**STATED PROBLEM**
Return each line of the listing below, unchanged, and omit the images.

**PROVIDED RECORDS**
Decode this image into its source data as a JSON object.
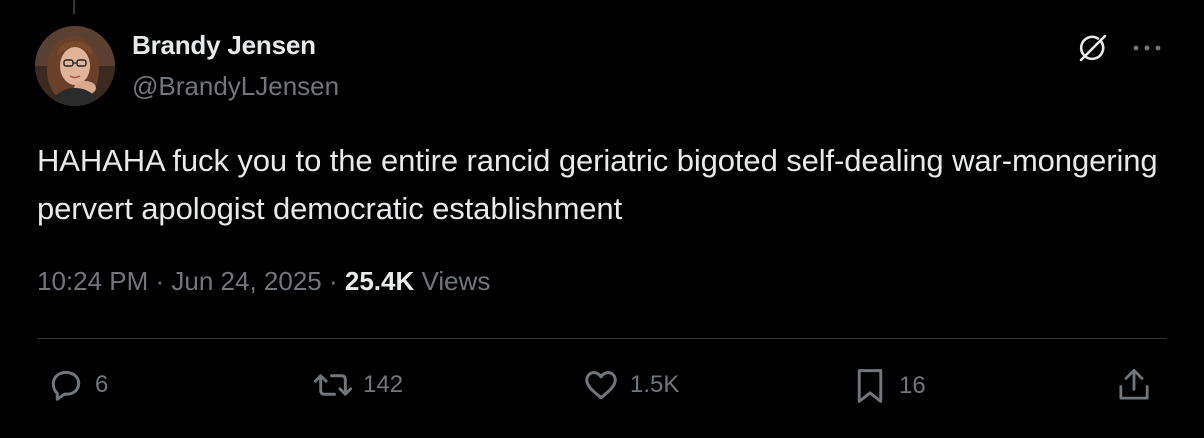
{
  "author": {
    "display_name": "Brandy Jensen",
    "handle": "@BrandyLJensen"
  },
  "tweet": {
    "text": "HAHAHA fuck you to the entire rancid geriatric bigoted self-dealing war-mongering pervert apologist democratic establishment"
  },
  "meta": {
    "time": "10:24 PM",
    "separator": " · ",
    "date": "Jun 24, 2025",
    "views_count": "25.4K",
    "views_label": " Views"
  },
  "actions": {
    "replies": "6",
    "reposts": "142",
    "likes": "1.5K",
    "bookmarks": "16"
  },
  "icons": {
    "grok": "grok-icon",
    "more": "more-icon",
    "reply": "reply-icon",
    "repost": "repost-icon",
    "like": "heart-icon",
    "bookmark": "bookmark-icon",
    "share": "share-icon"
  },
  "colors": {
    "background": "#000000",
    "primary_text": "#e7e9ea",
    "secondary_text": "#71767b",
    "divider": "#2f3336"
  }
}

**WORKED SOLUTION**
Decode this image into its source data as a JSON object.
{
  "author": {
    "display_name": "Brandy Jensen",
    "handle": "@BrandyLJensen"
  },
  "tweet": {
    "text": "HAHAHA fuck you to the entire rancid geriatric bigoted self-dealing war-mongering pervert apologist democratic establishment"
  },
  "meta": {
    "time": "10:24 PM",
    "separator": " · ",
    "date": "Jun 24, 2025",
    "views_count": "25.4K",
    "views_label": " Views"
  },
  "actions": {
    "replies": "6",
    "reposts": "142",
    "likes": "1.5K",
    "bookmarks": "16"
  },
  "icons": {
    "grok": "grok-icon",
    "more": "more-icon",
    "reply": "reply-icon",
    "repost": "repost-icon",
    "like": "heart-icon",
    "bookmark": "bookmark-icon",
    "share": "share-icon"
  },
  "colors": {
    "background": "#000000",
    "primary_text": "#e7e9ea",
    "secondary_text": "#71767b",
    "divider": "#2f3336"
  }
}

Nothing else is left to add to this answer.